## EXTRACT PROVIDED
--

We appreciate the comments of Bell et al. (1), as they highlight advances from our recent publication that broaden astrocytic neuroprotective mechanisms (2). Although we agree that nuclear factor erythroid 2-related factor 2 (Nrf2)-dependent gene transcription in astrocytes is a highly important neuroprotective mechanism, as confirmed by us and others (2, 3), we disagree that physiological levels of hydrogen peroxide (H2O2) act to activate Nrf2. In our manuscript, neurons were protected from oxidative stress when H2O2 was produced enzymatically in astrocytes. This effect was Nrf2-independent at low H2O2 concentrations sufficient for neuroprotection. Although the comments by Bell et al. (1) suggest that one Nrf2 activity assay that we used (a luciferase reporter utilizing the antioxidant response element from the NQO1 gene) may be insensitive to H2O2-mediated Nrf2 activation, we also show that enzymatic H2O2 failed to evoke expression of the Nrf2-regulated gene heme oxygenase-1 (Hmox1), siRNA targeted against Nrf2 failed to abrogate the protective effect of H2O2, and two separate microarray strategies failed to show up-regulation of Nrf2-regulated genes at protective levels of H2O2 production. Of note, we reconfirm our astrocyte toxicity results in response to exogenous H2O2 using an alternative cell death measure (Fig. 1).
Fig. 1.
Exogenous H2O2 > 30 μM is toxic to cultured astrocytes. Primary rat cultured astrocytes were treated with exogenous H2O2 in minimal essential medium + 10% horse serum for 6 h at the indicated concentrations. The astrocytes were incubated with 4 μM ethidium homodimer-1 (EH-1; shown in red) for 15 min, which only stains the nuclei of dead cells. Images are shown as the overlay of EH-1 fluorescence over the corresponding phase contrast field.
Bell et al. (1) show that exogenous H2O2 (25–100 μM) increases mRNA levels of Nrf2-regulated genes, Srxn1 and Hmox1 (1), and suggest that these H2O2 levels are physiological based on a rat brain microdialysis study measuring H2O2 during cerebral ischemia that reported concentrations of 25–60 μM basally, 110 μM during ischemia, and 160 μM during reperfusion (4). These are likely overestimations of physiological H2O2 levels. First, basal brain oxygen levels are estimated to be ∼30–50 μM and decrease to near zero during oxygen glucose deprivation (OGD) (5). Thus, the maximum concentration generated if all oxygen were converted to H2O2 (before enzymatic H2O2 decomposition) would be 30–50 μM basally and 0 μM in the ischemic core. Second, brain dialysate H2O2 measurements are likely elevated by damage from probe insertion and metal contaminants in the artificial cerebral spinal fluid that cause autoxidation. Third, using catalase inactivation as a measure, intracellular H2O2 has been estimated at picomolar concentrations (6). Thus, the levels of H2O2 used by Bell et al. (1) are unproven to be physiological.

--

## TASK 1
Transcribe the stretch of the reply on hydrogen peroxide and Nrf2 from "Exogenous H2O2 >" through "phase contrast field.".
## TASK 2
List each reason the reply on hydrogen peroxide and Nrf2 gives for judging the H2O2 levels reported in the rat brain microdialysis study to be likely overestimates of physiological levels.

## DATASET EXTRACT

--

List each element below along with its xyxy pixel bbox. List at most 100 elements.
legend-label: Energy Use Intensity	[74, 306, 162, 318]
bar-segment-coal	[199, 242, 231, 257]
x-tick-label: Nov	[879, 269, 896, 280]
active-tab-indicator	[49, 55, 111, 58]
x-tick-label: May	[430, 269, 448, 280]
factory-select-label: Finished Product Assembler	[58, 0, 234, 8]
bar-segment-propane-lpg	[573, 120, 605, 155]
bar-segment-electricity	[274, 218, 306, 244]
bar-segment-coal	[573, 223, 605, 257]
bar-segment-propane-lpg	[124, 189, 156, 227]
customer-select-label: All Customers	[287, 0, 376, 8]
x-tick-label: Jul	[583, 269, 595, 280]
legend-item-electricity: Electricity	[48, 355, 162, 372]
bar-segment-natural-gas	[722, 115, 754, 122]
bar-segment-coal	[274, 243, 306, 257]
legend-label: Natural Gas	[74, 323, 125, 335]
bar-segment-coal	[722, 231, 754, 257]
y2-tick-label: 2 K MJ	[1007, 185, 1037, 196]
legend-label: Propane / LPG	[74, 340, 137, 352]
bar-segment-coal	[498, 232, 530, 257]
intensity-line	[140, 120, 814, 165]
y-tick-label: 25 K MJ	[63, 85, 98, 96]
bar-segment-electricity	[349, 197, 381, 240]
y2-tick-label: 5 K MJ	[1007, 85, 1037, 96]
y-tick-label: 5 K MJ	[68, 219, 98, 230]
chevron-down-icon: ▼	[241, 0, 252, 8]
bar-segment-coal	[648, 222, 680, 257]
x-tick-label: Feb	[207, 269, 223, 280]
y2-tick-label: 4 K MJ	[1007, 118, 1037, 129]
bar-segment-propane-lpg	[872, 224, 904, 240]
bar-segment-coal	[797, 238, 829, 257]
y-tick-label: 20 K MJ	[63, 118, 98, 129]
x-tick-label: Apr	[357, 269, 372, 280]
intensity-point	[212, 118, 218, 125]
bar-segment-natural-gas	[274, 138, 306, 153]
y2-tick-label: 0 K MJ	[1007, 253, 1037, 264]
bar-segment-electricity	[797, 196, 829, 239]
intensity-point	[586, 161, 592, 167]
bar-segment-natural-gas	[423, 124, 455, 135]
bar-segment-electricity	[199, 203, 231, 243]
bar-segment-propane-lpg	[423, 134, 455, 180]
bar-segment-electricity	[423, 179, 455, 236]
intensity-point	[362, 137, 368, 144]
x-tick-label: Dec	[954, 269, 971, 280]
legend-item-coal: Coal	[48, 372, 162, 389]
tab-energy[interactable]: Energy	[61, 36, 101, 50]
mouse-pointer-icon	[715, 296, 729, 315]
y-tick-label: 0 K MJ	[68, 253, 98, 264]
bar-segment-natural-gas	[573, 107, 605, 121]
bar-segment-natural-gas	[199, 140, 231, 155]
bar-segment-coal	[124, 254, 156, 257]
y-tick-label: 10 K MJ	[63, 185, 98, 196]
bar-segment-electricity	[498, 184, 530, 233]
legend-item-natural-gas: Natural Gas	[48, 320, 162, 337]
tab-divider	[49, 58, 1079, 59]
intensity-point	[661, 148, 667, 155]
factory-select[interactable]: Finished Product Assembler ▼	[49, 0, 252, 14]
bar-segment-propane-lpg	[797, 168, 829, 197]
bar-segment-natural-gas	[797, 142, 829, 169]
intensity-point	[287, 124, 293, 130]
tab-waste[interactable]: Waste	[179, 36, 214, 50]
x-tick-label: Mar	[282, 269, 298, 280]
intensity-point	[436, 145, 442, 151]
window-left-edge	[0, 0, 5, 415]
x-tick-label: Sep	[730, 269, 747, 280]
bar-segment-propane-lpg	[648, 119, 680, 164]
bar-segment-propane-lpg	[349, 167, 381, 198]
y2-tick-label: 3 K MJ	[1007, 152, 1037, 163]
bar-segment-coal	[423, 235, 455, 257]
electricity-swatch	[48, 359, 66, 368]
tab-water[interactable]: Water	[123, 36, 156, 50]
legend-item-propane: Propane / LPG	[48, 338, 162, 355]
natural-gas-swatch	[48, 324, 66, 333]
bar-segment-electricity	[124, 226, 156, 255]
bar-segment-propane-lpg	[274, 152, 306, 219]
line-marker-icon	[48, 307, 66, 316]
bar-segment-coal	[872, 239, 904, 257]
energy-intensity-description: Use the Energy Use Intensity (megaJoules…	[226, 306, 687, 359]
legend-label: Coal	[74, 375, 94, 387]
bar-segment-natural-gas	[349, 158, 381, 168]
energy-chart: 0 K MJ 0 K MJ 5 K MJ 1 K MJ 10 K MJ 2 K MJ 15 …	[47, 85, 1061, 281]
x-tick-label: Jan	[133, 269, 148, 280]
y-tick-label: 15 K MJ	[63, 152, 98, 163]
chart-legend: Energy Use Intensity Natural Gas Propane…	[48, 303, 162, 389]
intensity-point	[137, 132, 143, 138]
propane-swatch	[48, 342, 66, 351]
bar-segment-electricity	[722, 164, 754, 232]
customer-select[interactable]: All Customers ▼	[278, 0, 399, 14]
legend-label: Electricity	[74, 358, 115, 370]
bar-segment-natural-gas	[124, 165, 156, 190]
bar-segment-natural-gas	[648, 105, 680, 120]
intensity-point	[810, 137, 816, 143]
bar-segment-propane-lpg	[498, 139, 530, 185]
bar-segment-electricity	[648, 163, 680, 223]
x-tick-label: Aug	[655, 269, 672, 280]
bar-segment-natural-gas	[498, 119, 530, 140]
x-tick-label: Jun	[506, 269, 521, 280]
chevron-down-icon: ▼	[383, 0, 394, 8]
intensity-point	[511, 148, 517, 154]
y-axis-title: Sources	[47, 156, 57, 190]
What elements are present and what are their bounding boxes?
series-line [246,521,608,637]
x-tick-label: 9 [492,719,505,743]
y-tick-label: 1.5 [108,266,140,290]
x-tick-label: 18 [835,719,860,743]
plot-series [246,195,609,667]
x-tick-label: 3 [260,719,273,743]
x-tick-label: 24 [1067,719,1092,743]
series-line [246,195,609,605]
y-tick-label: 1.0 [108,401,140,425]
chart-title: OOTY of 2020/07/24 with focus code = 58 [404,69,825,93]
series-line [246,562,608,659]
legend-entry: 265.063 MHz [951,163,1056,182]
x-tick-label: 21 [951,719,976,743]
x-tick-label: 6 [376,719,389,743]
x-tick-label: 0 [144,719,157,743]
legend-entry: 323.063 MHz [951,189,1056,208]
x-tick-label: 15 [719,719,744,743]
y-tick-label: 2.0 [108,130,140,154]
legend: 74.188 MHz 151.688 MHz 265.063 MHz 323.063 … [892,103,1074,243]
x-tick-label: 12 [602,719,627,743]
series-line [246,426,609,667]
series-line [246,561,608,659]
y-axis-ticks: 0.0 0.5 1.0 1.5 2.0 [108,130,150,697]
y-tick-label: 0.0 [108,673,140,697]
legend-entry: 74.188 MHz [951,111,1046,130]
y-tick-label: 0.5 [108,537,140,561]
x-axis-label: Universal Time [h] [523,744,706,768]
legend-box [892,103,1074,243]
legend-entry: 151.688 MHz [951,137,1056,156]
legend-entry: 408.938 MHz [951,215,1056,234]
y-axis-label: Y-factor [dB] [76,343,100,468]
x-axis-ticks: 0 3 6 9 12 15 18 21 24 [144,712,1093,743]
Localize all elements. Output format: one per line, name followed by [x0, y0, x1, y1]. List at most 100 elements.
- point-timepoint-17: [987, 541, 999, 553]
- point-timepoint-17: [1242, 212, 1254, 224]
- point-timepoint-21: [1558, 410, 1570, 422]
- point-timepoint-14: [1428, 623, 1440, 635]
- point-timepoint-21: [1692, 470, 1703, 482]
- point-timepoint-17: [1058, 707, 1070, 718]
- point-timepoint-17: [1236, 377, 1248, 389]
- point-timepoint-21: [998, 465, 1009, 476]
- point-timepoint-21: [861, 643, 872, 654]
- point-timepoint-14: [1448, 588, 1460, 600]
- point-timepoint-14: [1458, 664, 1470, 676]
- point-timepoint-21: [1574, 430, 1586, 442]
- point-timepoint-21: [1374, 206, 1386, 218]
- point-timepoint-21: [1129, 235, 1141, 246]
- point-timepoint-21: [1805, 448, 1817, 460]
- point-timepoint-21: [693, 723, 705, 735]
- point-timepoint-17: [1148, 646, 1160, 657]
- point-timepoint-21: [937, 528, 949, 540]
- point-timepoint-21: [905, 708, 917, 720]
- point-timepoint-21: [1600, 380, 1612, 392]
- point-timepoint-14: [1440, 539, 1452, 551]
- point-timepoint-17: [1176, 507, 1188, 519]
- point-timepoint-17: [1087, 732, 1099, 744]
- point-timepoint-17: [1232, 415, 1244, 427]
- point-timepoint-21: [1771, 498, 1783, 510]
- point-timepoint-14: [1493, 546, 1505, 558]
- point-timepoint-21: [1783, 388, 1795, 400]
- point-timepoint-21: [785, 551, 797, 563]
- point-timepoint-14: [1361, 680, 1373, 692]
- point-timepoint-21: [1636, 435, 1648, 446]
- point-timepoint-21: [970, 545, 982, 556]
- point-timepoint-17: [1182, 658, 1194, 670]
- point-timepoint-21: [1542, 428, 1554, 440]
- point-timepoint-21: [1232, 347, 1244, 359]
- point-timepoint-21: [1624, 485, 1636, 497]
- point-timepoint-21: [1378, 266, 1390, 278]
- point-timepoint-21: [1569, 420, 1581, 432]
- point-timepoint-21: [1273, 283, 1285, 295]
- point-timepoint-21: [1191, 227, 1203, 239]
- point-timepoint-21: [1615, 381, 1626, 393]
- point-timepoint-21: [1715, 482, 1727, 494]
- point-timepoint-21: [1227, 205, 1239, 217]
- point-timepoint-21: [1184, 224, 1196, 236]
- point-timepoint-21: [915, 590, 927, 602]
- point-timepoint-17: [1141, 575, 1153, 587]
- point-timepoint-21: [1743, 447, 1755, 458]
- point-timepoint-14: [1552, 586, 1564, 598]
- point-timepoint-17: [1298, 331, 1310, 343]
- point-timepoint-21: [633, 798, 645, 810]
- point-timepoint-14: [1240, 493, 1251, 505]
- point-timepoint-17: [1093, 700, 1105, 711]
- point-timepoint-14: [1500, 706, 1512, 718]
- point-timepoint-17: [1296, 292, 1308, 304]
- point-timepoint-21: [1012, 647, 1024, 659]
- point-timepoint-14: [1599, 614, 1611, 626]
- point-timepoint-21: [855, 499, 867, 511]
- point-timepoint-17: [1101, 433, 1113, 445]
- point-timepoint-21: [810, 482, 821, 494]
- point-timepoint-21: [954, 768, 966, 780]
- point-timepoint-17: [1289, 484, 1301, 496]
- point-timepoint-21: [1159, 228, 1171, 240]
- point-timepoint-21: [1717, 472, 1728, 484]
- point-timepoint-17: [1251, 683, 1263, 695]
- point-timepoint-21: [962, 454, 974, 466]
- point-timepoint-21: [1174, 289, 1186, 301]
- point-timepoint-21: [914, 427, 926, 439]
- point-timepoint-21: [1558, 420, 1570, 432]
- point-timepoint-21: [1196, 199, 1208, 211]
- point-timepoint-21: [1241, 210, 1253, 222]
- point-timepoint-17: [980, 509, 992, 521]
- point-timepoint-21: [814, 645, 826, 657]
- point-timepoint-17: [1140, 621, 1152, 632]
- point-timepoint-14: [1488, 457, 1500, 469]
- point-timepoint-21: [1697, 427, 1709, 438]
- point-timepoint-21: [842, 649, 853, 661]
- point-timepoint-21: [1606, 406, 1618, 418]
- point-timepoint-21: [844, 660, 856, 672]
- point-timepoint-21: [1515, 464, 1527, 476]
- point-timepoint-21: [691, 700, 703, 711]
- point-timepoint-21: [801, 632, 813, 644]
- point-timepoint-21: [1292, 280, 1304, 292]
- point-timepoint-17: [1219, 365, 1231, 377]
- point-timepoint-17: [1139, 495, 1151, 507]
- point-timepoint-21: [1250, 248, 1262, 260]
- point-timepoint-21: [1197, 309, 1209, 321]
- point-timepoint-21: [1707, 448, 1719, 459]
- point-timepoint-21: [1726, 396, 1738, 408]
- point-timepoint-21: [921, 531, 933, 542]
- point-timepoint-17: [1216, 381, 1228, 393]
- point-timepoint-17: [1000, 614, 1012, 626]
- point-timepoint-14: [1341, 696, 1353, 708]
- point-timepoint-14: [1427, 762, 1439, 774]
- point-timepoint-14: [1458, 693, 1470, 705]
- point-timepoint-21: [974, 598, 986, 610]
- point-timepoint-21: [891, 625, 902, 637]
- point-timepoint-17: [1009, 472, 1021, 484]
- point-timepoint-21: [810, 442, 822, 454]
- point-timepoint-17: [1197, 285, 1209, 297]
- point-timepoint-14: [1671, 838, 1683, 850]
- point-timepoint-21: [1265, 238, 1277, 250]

--

## PROBLEM SOLUTION 1
Exogenous H2O2 > 30 μM is toxic to cultured astrocytes. Primary rat cultured astrocytes were treated with exogenous H2O2 in minimal essential medium + 10% horse serum for 6 h at the indicated concentrations. The astrocytes were incubated with 4 μM ethidium homodimer-1 (EH-1; shown in red) for 15 min, which only stains the nuclei of dead cells. Images are shown as the overlay of EH-1 fluorescence over the corresponding phase contrast field.

## PROBLEM SOLUTION 2
- Basal brain oxygen levels are estimated at about 30–50 μM and fall to near zero during oxygen glucose deprivation. So even if all oxygen were converted to H2O2, the maximum would be 30–50 μM basally and 0 μM in the ischemic core.
- Brain dialysate H2O2 measurements are likely raised by damage from probe insertion and by metal contaminants in the artificial cerebral spinal fluid that cause autoxidation.
- Using catalase inactivation as a measure, intracellular H2O2 has been estimated at picomolar concentrations.